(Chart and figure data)

•••••

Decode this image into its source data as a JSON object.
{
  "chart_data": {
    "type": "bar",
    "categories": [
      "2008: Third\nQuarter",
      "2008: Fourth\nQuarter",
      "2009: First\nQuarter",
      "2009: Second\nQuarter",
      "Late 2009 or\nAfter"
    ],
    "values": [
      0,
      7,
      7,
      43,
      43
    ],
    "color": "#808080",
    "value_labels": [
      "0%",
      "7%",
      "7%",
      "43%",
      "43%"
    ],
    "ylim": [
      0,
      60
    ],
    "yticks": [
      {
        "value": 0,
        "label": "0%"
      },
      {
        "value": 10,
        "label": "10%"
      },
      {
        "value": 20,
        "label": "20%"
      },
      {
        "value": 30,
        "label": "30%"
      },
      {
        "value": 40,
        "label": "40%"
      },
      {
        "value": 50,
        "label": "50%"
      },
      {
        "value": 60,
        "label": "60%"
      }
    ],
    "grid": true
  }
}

•••••

SET TASK.
Select the lines in this material that hold the word "nQuarter", leaving none out.

WRITTEN SOLUTION.
      "2008: Third\nQuarter",
      "2008: Fourth\nQuarter",
      "2009: First\nQuarter",
      "2009: Second\nQuarter",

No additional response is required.